--- Begin The records ---

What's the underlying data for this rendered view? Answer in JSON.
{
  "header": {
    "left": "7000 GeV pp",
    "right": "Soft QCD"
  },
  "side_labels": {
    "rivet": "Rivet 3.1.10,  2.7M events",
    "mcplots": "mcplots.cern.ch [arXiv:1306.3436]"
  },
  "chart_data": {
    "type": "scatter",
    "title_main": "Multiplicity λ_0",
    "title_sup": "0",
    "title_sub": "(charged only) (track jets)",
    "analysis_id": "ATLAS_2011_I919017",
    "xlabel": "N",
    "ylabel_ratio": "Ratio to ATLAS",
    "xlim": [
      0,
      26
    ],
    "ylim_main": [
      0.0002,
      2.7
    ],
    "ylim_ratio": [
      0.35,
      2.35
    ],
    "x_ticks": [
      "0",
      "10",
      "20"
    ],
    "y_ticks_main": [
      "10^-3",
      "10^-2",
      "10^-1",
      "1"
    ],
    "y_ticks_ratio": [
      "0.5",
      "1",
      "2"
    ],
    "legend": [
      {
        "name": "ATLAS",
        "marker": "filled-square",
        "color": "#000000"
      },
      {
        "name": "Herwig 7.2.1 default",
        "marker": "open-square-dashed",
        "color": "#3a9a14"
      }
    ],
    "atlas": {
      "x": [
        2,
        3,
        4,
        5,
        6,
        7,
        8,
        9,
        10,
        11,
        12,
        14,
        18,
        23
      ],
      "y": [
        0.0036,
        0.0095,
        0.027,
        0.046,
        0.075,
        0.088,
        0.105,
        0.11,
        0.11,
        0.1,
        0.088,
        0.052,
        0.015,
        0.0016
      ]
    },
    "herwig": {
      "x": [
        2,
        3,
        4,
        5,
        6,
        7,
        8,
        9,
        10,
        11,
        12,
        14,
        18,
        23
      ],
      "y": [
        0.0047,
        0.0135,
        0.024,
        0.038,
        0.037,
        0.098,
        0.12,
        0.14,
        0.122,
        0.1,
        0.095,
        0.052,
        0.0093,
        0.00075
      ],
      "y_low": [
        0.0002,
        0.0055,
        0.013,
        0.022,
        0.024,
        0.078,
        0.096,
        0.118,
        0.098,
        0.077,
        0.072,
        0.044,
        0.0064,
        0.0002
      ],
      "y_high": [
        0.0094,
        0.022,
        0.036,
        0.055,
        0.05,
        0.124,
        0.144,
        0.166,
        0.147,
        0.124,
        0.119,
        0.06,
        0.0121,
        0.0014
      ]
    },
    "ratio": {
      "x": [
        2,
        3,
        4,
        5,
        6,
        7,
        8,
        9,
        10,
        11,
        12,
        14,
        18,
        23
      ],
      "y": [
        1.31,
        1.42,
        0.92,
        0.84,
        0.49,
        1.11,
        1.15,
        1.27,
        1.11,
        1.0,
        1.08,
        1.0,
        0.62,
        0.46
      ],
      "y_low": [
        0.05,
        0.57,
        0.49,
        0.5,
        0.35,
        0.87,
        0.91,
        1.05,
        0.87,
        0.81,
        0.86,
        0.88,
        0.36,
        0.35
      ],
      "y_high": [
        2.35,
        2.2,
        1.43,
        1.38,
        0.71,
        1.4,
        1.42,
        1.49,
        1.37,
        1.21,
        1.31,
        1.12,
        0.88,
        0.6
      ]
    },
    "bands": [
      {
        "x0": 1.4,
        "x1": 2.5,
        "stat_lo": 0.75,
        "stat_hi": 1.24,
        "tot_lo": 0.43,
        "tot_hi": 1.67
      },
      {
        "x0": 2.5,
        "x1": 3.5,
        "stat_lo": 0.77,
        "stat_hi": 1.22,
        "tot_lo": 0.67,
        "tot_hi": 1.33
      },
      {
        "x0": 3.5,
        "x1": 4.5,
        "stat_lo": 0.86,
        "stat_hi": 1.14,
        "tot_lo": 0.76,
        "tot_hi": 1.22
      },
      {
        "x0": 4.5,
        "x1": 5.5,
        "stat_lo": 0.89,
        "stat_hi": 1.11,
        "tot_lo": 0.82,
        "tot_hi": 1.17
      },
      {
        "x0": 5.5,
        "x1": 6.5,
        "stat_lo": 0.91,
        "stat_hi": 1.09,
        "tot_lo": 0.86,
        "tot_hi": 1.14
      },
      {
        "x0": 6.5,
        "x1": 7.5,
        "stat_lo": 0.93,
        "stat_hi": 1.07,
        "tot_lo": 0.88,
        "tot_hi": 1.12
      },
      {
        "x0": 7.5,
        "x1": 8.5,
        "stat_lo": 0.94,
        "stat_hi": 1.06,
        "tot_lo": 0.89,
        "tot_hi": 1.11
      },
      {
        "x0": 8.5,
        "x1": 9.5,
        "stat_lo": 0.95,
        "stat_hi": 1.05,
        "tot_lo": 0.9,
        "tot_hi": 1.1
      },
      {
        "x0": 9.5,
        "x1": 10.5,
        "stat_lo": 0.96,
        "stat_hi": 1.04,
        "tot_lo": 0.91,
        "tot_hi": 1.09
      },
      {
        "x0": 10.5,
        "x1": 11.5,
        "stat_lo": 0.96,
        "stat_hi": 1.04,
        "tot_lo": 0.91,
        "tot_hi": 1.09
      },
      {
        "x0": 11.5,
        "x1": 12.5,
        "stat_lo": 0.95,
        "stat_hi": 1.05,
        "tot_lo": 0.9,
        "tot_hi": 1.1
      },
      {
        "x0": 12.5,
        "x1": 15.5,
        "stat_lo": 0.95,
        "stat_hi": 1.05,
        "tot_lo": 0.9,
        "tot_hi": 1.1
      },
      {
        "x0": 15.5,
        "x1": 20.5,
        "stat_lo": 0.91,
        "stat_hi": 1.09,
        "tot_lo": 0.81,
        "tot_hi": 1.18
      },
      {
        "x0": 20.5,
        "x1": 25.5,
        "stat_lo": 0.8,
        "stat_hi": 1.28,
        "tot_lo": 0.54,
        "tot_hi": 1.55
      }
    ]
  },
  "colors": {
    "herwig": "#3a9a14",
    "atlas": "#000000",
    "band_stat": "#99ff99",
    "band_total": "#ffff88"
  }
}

--- End The records ---

§ What the task asks:
Go back to the listing above and please repeat it exactly.

§ Reply to the task:
What's the underlying data for this rendered view? Answer in JSON.
{
  "header": {
    "left": "7000 GeV pp",
    "right": "Soft QCD"
  },
  "side_labels": {
    "rivet": "Rivet 3.1.10,  2.7M events",
    "mcplots": "mcplots.cern.ch [arXiv:1306.3436]"
  },
  "chart_data": {
    "type": "scatter",
    "title_main": "Multiplicity λ_0",
    "title_sup": "0",
    "title_sub": "(charged only) (track jets)",
    "analysis_id": "ATLAS_2011_I919017",
    "xlabel": "N",
    "ylabel_ratio": "Ratio to ATLAS",
    "xlim": [
      0,
      26
    ],
    "ylim_main": [
      0.0002,
      2.7
    ],
    "ylim_ratio": [
      0.35,
      2.35
    ],
    "x_ticks": [
      "0",
      "10",
      "20"
    ],
    "y_ticks_main": [
      "10^-3",
      "10^-2",
      "10^-1",
      "1"
    ],
    "y_ticks_ratio": [
      "0.5",
      "1",
      "2"
    ],
    "legend": [
      {
        "name": "ATLAS",
        "marker": "filled-square",
        "color": "#000000"
      },
      {
        "name": "Herwig 7.2.1 default",
        "marker": "open-square-dashed",
        "color": "#3a9a14"
      }
    ],
    "atlas": {
      "x": [
        2,
        3,
        4,
        5,
        6,
        7,
        8,
        9,
        10,
        11,
        12,
        14,
        18,
        23
      ],
      "y": [
        0.0036,
        0.0095,
        0.027,
        0.046,
        0.075,
        0.088,
        0.105,
        0.11,
        0.11,
        0.1,
        0.088,
        0.052,
        0.015,
        0.0016
      ]
    },
    "herwig": {
      "x": [
        2,
        3,
        4,
        5,
        6,
        7,
        8,
        9,
        10,
        11,
        12,
        14,
        18,
        23
      ],
      "y": [
        0.0047,
        0.0135,
        0.024,
        0.038,
        0.037,
        0.098,
        0.12,
        0.14,
        0.122,
        0.1,
        0.095,
        0.052,
        0.0093,
        0.00075
      ],
      "y_low": [
        0.0002,
        0.0055,
        0.013,
        0.022,
        0.024,
        0.078,
        0.096,
        0.118,
        0.098,
        0.077,
        0.072,
        0.044,
        0.0064,
        0.0002
      ],
      "y_high": [
        0.0094,
        0.022,
        0.036,
        0.055,
        0.05,
        0.124,
        0.144,
        0.166,
        0.147,
        0.124,
        0.119,
        0.06,
        0.0121,
        0.0014
      ]
    },
    "ratio": {
      "x": [
        2,
        3,
        4,
        5,
        6,
        7,
        8,
        9,
        10,
        11,
        12,
        14,
        18,
        23
      ],
      "y": [
        1.31,
        1.42,
        0.92,
        0.84,
        0.49,
        1.11,
        1.15,
        1.27,
        1.11,
        1.0,
        1.08,
        1.0,
        0.62,
        0.46
      ],
      "y_low": [
        0.05,
        0.57,
        0.49,
        0.5,
        0.35,
        0.87,
        0.91,
        1.05,
        0.87,
        0.81,
        0.86,
        0.88,
        0.36,
        0.35
      ],
      "y_high": [
        2.35,
        2.2,
        1.43,
        1.38,
        0.71,
        1.4,
        1.42,
        1.49,
        1.37,
        1.21,
        1.31,
        1.12,
        0.88,
        0.6
      ]
    },
    "bands": [
      {
        "x0": 1.4,
        "x1": 2.5,
        "stat_lo": 0.75,
        "stat_hi": 1.24,
        "tot_lo": 0.43,
        "tot_hi": 1.67
      },
      {
        "x0": 2.5,
        "x1": 3.5,
        "stat_lo": 0.77,
        "stat_hi": 1.22,
        "tot_lo": 0.67,
        "tot_hi": 1.33
      },
      {
        "x0": 3.5,
        "x1": 4.5,
        "stat_lo": 0.86,
        "stat_hi": 1.14,
        "tot_lo": 0.76,
        "tot_hi": 1.22
      },
      {
        "x0": 4.5,
        "x1": 5.5,
        "stat_lo": 0.89,
        "stat_hi": 1.11,
        "tot_lo": 0.82,
        "tot_hi": 1.17
      },
      {
        "x0": 5.5,
        "x1": 6.5,
        "stat_lo": 0.91,
        "stat_hi": 1.09,
        "tot_lo": 0.86,
        "tot_hi": 1.14
      },
      {
        "x0": 6.5,
        "x1": 7.5,
        "stat_lo": 0.93,
        "stat_hi": 1.07,
        "tot_lo": 0.88,
        "tot_hi": 1.12
      },
      {
        "x0": 7.5,
        "x1": 8.5,
        "stat_lo": 0.94,
        "stat_hi": 1.06,
        "tot_lo": 0.89,
        "tot_hi": 1.11
      },
      {
        "x0": 8.5,
        "x1": 9.5,
        "stat_lo": 0.95,
        "stat_hi": 1.05,
        "tot_lo": 0.9,
        "tot_hi": 1.1
      },
      {
        "x0": 9.5,
        "x1": 10.5,
        "stat_lo": 0.96,
        "stat_hi": 1.04,
        "tot_lo": 0.91,
        "tot_hi": 1.09
      },
      {
        "x0": 10.5,
        "x1": 11.5,
        "stat_lo": 0.96,
        "stat_hi": 1.04,
        "tot_lo": 0.91,
        "tot_hi": 1.09
      },
      {
        "x0": 11.5,
        "x1": 12.5,
        "stat_lo": 0.95,
        "stat_hi": 1.05,
        "tot_lo": 0.9,
        "tot_hi": 1.1
      },
      {
        "x0": 12.5,
        "x1": 15.5,
        "stat_lo": 0.95,
        "stat_hi": 1.05,
        "tot_lo": 0.9,
        "tot_hi": 1.1
      },
      {
        "x0": 15.5,
        "x1": 20.5,
        "stat_lo": 0.91,
        "stat_hi": 1.09,
        "tot_lo": 0.81,
        "tot_hi": 1.18
      },
      {
        "x0": 20.5,
        "x1": 25.5,
        "stat_lo": 0.8,
        "stat_hi": 1.28,
        "tot_lo": 0.54,
        "tot_hi": 1.55
      }
    ]
  },
  "colors": {
    "herwig": "#3a9a14",
    "atlas": "#000000",
    "band_stat": "#99ff99",
    "band_total": "#ffff88"
  }
}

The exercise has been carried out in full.